**Task to complete**
For this exercise, copy out each line of the material below that includes "Salpeter".
------------
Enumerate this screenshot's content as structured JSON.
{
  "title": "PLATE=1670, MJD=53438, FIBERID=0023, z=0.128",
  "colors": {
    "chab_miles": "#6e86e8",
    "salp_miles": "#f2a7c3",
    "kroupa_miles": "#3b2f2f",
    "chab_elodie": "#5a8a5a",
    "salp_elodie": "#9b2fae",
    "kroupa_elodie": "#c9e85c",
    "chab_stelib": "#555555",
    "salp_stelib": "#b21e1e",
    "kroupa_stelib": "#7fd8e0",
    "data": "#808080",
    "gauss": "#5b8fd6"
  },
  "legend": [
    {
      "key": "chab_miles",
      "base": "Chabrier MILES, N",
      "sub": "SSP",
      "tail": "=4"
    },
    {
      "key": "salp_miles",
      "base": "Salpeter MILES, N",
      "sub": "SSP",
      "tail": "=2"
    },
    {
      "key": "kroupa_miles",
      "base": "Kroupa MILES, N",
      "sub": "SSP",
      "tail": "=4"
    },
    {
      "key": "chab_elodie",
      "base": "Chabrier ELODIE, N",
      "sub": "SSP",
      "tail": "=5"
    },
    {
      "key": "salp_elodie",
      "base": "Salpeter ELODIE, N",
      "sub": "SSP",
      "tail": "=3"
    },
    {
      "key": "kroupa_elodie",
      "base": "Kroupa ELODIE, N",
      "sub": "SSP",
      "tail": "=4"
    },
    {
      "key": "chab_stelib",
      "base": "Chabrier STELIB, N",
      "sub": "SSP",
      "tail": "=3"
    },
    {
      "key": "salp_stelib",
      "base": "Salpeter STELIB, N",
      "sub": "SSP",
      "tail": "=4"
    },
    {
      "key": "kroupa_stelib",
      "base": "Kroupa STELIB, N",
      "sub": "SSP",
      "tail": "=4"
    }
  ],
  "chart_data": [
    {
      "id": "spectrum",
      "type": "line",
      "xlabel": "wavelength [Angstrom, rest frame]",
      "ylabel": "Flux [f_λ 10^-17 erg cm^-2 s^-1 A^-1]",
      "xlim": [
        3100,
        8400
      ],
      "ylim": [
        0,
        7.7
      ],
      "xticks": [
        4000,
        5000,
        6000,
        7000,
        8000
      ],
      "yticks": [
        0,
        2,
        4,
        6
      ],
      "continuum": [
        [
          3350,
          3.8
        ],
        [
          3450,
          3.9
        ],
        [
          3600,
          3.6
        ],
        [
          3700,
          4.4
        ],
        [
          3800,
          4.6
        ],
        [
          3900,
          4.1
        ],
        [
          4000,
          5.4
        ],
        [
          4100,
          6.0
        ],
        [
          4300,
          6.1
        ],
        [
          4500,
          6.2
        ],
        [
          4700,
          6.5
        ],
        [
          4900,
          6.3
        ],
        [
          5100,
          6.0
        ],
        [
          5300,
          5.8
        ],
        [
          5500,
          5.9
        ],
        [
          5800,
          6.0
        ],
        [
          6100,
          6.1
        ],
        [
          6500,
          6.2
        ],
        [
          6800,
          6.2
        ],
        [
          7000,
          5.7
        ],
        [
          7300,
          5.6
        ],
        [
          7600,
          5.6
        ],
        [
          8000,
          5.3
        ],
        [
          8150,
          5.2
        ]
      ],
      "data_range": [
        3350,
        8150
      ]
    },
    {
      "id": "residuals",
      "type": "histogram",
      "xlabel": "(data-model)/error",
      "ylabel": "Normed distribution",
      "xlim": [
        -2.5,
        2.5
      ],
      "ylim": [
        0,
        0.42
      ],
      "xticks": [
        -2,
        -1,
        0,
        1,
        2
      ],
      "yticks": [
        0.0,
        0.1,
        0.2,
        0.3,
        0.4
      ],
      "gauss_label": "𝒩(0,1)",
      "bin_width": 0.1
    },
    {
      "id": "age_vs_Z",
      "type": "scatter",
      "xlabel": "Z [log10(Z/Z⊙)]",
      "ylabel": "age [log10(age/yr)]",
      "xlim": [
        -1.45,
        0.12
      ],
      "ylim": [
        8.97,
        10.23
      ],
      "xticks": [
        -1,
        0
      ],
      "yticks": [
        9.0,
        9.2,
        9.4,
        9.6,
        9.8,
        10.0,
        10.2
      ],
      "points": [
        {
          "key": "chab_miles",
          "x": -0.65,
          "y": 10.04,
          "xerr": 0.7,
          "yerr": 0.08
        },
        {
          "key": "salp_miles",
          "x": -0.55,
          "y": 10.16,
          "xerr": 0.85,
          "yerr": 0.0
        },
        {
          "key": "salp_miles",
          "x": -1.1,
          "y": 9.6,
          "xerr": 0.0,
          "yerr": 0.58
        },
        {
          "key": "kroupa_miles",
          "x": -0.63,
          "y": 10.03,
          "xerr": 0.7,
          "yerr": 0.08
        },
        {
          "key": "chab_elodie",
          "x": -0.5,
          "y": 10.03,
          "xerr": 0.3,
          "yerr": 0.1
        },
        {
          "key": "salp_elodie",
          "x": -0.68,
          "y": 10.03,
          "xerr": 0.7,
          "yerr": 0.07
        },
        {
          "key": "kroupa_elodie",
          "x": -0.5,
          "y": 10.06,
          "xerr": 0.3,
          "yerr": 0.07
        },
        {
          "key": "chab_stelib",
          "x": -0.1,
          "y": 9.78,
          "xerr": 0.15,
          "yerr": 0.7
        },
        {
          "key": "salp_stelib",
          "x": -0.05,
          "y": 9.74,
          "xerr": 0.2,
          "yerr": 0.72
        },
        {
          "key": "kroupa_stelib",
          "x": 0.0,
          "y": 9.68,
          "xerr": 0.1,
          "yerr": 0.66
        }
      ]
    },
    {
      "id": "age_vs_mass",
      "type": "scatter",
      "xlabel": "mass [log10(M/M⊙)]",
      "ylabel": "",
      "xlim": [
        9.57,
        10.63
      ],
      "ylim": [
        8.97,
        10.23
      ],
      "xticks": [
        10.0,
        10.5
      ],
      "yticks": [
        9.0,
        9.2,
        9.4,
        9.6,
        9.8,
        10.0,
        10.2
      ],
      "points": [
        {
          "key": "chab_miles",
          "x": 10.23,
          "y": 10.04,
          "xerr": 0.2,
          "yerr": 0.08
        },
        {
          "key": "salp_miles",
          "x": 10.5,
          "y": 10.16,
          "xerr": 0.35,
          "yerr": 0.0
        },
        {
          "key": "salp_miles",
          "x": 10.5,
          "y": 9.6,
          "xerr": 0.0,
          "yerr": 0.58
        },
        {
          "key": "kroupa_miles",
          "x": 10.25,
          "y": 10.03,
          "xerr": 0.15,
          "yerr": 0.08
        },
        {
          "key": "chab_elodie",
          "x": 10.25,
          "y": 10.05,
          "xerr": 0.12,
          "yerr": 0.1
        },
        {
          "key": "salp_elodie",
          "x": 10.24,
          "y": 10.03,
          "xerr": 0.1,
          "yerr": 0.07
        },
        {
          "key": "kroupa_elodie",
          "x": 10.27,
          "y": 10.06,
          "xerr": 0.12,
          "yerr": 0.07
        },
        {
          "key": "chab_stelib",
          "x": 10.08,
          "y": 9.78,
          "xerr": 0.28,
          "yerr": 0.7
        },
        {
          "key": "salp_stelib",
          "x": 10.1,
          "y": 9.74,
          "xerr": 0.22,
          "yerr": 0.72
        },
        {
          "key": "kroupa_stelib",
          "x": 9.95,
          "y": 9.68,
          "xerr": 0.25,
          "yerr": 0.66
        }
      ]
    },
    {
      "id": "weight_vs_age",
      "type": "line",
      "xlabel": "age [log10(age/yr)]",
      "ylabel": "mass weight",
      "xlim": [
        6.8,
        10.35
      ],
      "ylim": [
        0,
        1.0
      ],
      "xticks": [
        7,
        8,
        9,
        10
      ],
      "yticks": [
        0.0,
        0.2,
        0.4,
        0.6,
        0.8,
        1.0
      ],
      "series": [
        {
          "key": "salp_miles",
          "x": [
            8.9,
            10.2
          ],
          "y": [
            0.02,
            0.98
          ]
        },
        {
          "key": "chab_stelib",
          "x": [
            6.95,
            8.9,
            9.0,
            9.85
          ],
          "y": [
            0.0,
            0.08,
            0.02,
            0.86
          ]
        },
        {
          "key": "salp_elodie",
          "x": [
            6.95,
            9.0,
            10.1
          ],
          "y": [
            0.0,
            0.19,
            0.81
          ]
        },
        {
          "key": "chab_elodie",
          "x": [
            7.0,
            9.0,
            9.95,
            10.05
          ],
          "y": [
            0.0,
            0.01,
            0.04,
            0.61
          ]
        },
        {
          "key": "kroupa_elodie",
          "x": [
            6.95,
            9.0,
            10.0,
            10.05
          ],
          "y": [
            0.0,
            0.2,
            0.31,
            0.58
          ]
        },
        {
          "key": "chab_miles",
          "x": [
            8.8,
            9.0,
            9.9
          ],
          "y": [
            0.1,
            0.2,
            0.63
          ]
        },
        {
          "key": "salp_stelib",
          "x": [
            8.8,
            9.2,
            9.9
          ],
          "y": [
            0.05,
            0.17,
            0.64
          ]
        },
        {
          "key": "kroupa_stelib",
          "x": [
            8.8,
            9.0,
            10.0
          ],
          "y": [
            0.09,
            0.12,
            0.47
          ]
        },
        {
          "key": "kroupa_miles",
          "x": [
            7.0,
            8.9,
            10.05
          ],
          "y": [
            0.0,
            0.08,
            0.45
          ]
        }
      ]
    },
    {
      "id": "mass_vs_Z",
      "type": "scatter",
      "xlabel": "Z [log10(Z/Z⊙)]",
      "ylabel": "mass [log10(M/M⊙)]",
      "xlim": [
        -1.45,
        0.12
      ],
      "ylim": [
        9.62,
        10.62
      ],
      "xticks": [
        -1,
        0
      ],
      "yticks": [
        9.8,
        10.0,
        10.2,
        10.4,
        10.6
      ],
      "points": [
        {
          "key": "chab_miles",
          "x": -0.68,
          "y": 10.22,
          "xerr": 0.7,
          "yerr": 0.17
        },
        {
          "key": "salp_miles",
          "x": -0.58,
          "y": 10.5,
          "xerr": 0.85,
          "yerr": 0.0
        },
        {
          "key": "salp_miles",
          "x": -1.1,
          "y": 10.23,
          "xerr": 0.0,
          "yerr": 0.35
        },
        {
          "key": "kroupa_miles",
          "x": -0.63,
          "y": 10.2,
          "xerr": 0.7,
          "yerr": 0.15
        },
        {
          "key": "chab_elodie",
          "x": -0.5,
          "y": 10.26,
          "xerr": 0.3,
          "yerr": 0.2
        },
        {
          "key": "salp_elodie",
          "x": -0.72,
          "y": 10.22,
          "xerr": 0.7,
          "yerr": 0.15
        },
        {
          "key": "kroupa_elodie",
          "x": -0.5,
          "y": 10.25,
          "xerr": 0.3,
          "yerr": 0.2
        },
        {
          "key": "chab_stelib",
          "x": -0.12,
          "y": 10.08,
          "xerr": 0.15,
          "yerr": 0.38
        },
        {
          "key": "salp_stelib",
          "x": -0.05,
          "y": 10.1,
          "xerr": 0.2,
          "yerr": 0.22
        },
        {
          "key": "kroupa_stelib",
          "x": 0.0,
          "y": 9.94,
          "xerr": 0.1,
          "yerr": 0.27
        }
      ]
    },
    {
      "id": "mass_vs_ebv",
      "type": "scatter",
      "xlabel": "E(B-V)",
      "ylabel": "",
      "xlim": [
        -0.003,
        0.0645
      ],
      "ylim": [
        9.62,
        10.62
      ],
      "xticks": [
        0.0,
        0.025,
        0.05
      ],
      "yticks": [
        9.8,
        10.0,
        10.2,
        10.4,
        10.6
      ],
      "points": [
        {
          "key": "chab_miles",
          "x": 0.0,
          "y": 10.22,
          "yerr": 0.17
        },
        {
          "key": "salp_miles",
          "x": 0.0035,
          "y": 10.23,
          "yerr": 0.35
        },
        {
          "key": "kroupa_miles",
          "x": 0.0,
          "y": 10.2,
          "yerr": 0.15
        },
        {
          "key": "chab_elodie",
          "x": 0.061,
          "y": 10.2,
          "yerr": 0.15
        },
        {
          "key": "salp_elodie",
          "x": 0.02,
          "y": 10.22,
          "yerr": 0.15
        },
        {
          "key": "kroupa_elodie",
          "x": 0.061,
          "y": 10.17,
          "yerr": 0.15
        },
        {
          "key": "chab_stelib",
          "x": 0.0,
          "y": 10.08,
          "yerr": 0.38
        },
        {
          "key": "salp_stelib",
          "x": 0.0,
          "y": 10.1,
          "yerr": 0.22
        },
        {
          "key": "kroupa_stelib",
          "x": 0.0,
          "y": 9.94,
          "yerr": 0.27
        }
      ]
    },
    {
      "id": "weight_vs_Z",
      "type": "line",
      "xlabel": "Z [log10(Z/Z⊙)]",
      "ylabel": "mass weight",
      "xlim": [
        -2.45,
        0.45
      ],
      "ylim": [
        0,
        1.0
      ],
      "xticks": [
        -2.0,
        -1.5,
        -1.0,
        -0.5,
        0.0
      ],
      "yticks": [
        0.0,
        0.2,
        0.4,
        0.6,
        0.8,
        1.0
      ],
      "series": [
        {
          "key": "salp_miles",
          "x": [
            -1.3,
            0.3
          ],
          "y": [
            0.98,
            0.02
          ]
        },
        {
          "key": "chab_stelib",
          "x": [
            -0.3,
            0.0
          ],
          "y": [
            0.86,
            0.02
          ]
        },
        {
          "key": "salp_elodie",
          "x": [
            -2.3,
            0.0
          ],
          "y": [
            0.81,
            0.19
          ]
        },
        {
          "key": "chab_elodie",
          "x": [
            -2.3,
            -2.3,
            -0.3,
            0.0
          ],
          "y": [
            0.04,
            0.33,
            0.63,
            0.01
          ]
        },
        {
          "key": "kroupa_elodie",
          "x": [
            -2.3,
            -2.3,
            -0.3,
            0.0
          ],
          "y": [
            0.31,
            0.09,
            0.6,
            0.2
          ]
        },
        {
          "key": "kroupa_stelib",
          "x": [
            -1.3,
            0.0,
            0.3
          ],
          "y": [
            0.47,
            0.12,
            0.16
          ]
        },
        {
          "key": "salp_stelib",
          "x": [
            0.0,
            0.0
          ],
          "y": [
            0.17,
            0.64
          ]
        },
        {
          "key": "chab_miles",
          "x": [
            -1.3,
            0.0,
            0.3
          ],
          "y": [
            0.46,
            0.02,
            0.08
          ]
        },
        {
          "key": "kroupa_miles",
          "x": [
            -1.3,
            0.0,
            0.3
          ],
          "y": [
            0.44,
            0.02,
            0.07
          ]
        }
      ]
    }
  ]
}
------------
**The solution**
      "base": "Salpeter MILES, N",
      "base": "Salpeter ELODIE, N",
      "base": "Salpeter STELIB, N",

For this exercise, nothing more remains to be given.